TASK BRIEF:
Copy all lines holding the word "into" from the entries.

** BEGIN TASK DATA **

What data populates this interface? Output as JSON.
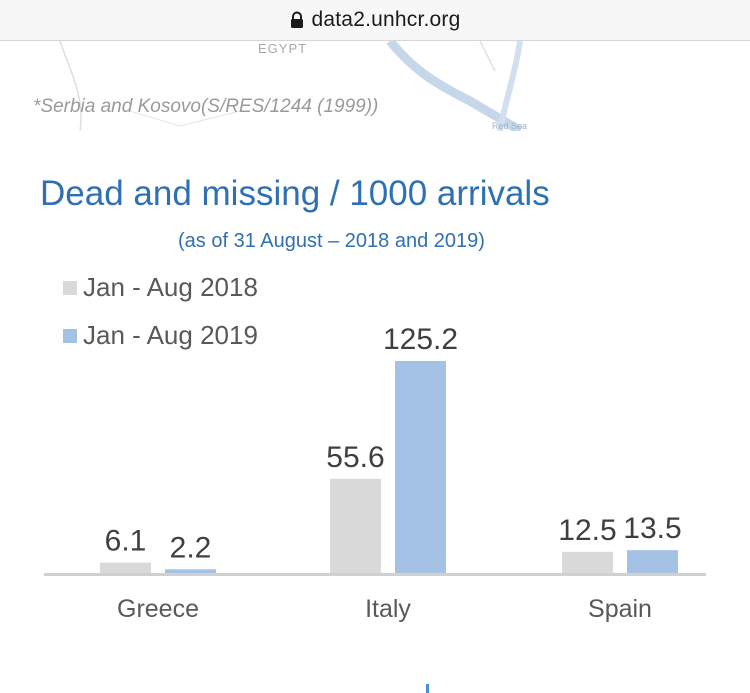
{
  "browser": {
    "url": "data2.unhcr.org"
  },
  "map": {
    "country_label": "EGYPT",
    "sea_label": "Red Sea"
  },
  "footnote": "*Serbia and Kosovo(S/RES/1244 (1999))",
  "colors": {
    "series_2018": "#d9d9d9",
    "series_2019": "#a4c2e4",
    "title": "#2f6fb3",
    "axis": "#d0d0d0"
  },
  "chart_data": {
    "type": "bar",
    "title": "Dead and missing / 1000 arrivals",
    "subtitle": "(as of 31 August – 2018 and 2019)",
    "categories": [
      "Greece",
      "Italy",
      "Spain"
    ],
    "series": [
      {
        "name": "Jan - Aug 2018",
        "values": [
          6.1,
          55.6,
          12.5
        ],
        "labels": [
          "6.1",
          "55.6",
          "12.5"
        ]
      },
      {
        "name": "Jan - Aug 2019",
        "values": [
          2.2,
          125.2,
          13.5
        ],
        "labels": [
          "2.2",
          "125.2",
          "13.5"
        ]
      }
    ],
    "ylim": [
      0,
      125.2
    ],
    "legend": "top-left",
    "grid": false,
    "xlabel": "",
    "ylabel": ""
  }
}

** END TASK DATA **
** BEGIN TASK DATA **

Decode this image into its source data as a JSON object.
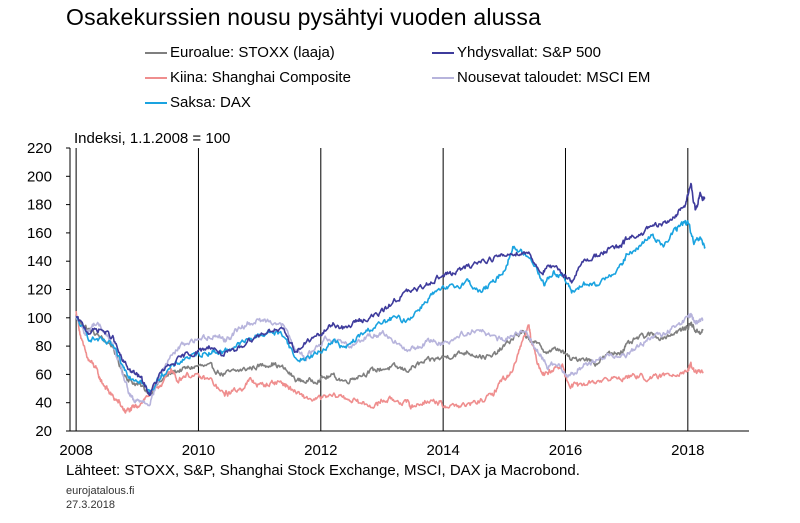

** END TASK DATA **
** BEGIN TASK DATA **

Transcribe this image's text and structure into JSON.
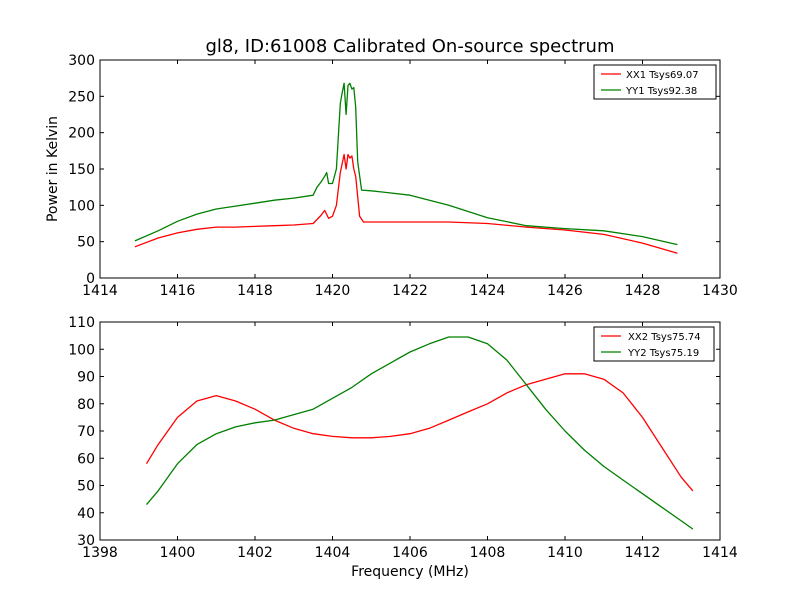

** END TASK DATA **

ANSWER TO THE TASK:
Decode this image into its source data as a JSON object.
Transcribe this image's text and structure into JSON.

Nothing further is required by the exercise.